BEGIN Data provided
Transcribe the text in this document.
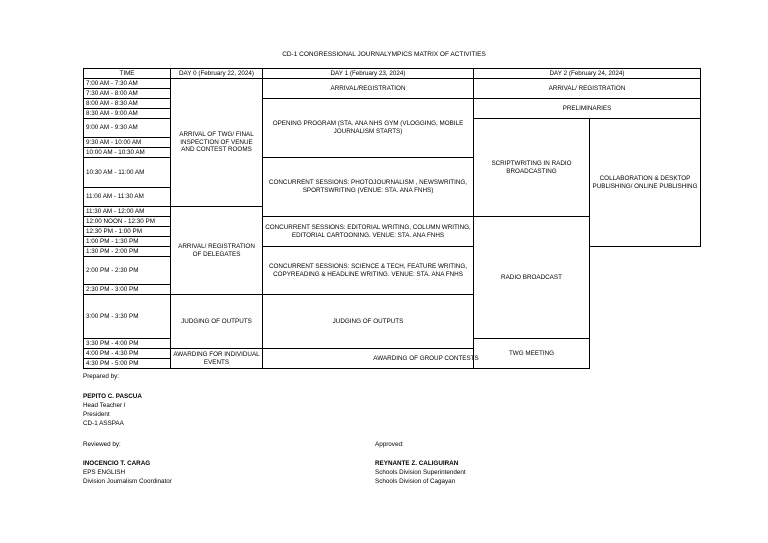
CD-1 CONGRESSIONAL JOURNALYMPICS MATRIX OF ACTIVITIES
TIME	DAY 0 (February 22, 2024)	DAY 1 (February 23, 2024)	DAY 2 (February 24, 2024)	
7:00 AM - 7:30 AM	ARRIVAL OF TWG/ FINAL INSPECTION OF VENUE AND CONTEST ROOMS	ARRIVAL/REGISTRATION	ARRIVAL/ REGISTRATION	
7:30 AM - 8:00 AM				
8:00 AM - 8:30 AM		OPENING PROGRAM (STA. ANA NHS GYM (VLOGGING, MOBILE JOURNALISM STARTS)	PRELIMINARIES	
8:30 AM - 9:00 AM				
9:00 AM - 9:30 AM			SCRIPTWRITING IN RADIO BROADCASTING	COLLABORATION & DESKTOP PUBLISHING/ ONLINE PUBLISHING
9:30 AM - 10:00 AM				
10:00 AM - 10:30 AM				
10:30 AM - 11:00 AM		CONCURRENT SESSIONS: PHOTOJOURNALISM , NEWSWRITING, SPORTSWRITING (VENUE: STA. ANA FNHS)		
11:00 AM - 11:30 AM				
11:30 AM - 12:00 AM	ARRIVAL/ REGISTRATION OF DELEGATES			
12:00 NOON - 12:30 PM		CONCURRENT SESSIONS: EDITORIAL WRITING, COLUMN WRITING, EDITORIAL CARTOONING. VENUE: STA. ANA FNHS	RADIO BROADCAST	
12:30 PM - 1:00 PM				
1:00 PM - 1:30 PM				
1:30 PM - 2:00 PM		CONCURRENT SESSIONS: SCIENCE & TECH, FEATURE WRITING, COPYREADING & HEADLINE WRITING. VENUE: STA. ANA FNHS		
2:00 PM - 2:30 PM				
2:30 PM - 3:00 PM				
3:00 PM - 3:30 PM	JUDGING OF OUTPUTS	JUDGING OF OUTPUTS		
3:30 PM - 4:00 PM			TWG MEETING	
4:00 PM - 4:30 PM	AWARDING FOR INDIVIDUAL EVENTS	AWARDING OF GROUP CONTESTS		
4:30 PM - 5:00 PM				
Prepared by:
PEPITO C. PASCUA
Head Teacher I
President
CD-1 ASSPAA
Reviewed by:
INOCENCIO T. CARAG
EPS ENGLISH
Division Journalism Coordinator
Approved:
REYNANTE Z. CALIGUIRAN
Schools Division Superintendent
Schools Division of Cagayan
END Data provided
# [Goal of the exercise]
Make a list of all lines in the data that contain "Division".

# [Written solution]
Division Journalism Coordinator
Schools Division Superintendent
Schools Division of Cagayan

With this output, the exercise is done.